§ **Provided text**:
* BEGIN *

# building advice?



## aliland (Jul 19, 2013)

Hi, I'm hoping for helpful links to start some research.

We have a great plot of land in a touristy area of Thasos. My husband would love to build a hotel, but we would really struggle for up front money. While lots of subsidies are available, after visiting accounts etc. it doesn't look viable.

Before the recession, we were talking to builders about a share deal - ie, they finance the project, we supply land and the holiday apartments would be split. Unfortunately, small building companies are no longer able to take the risk. We had decided to wait out the crisis, but we really want to start our own business (not to become rich, just secure) and have examined lots of options while the land is just siting there. Realistically, we would still be looking at a partnership, any ideas at all which might spark a different way of looking at this would be appreciated.


----------



## ratzakli (May 20, 2012)

If you are thinking about a hotel on the site, it must be fairly large so one quite cheap option might be to set up a market with stalls for tourists and locals. These always seem to be popular in tourist areas but I haven't seen very many in Greece. 

The other positive would be that the land wouldn't need much development either so it would be ready to use whenever you decide to go ahead with the hotel plans.


----------



## aliland (Jul 19, 2013)

Thanks, I'm quite open to cheaper set up alternatives - I was into the idea of a nice mid priced camp site. I love camping, and I think its a nice family holiday, I have in mind well organised clean French ones. Unfortunately, the land is jointly held with my sister in law, who wants something 'posh' despite us not having the money to achieve this. 
Like many of our plans, and probably the reason for so many run down abandoned properties in prime locations across Greece, I'm not optimistic we will ever agree on a realistic achievable goal.

* END *

§ **Stored data**:

* BEGIN *

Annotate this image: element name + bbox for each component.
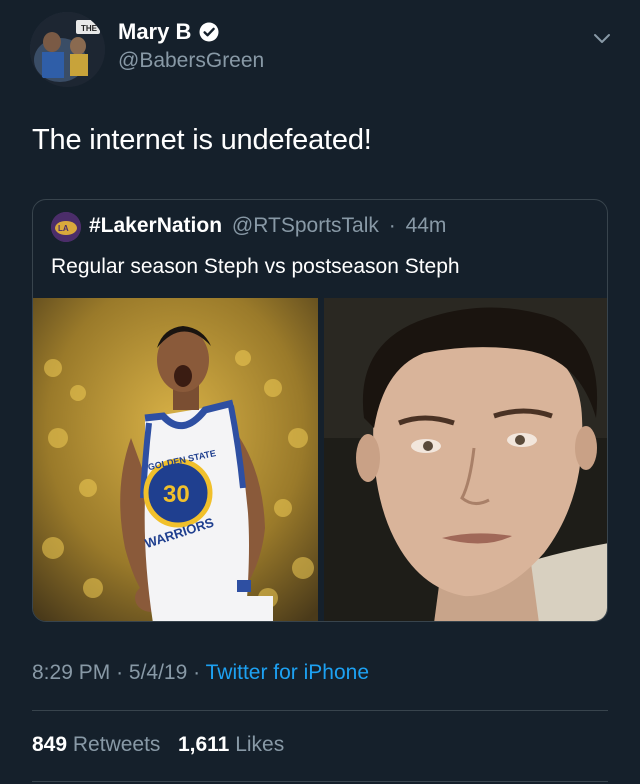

* END *

§ **Challenge 1**: According to the forum thread, what kind of deal was discussed with builders before the recession?
§ **Challenge 2**: Reproduce a passage from the forum thread word for word, beginning at the words "Thanks, I'm quite" and stopping after the words "to achieve this.".
The listing is not required for what follows.

§ **Expected output 1**: A share deal in which the builders would finance the project, the owners would supply the land, and the holiday apartments would be split.

§ **Expected output 2**:
Thanks, I'm quite open to cheaper set up alternatives - I was into the idea of a nice mid priced camp site. I love camping, and I think its a nice family holiday, I have in mind well organised clean French ones. Unfortunately, the land is jointly held with my sister in law, who wants something 'posh' despite us not having the money to achieve this.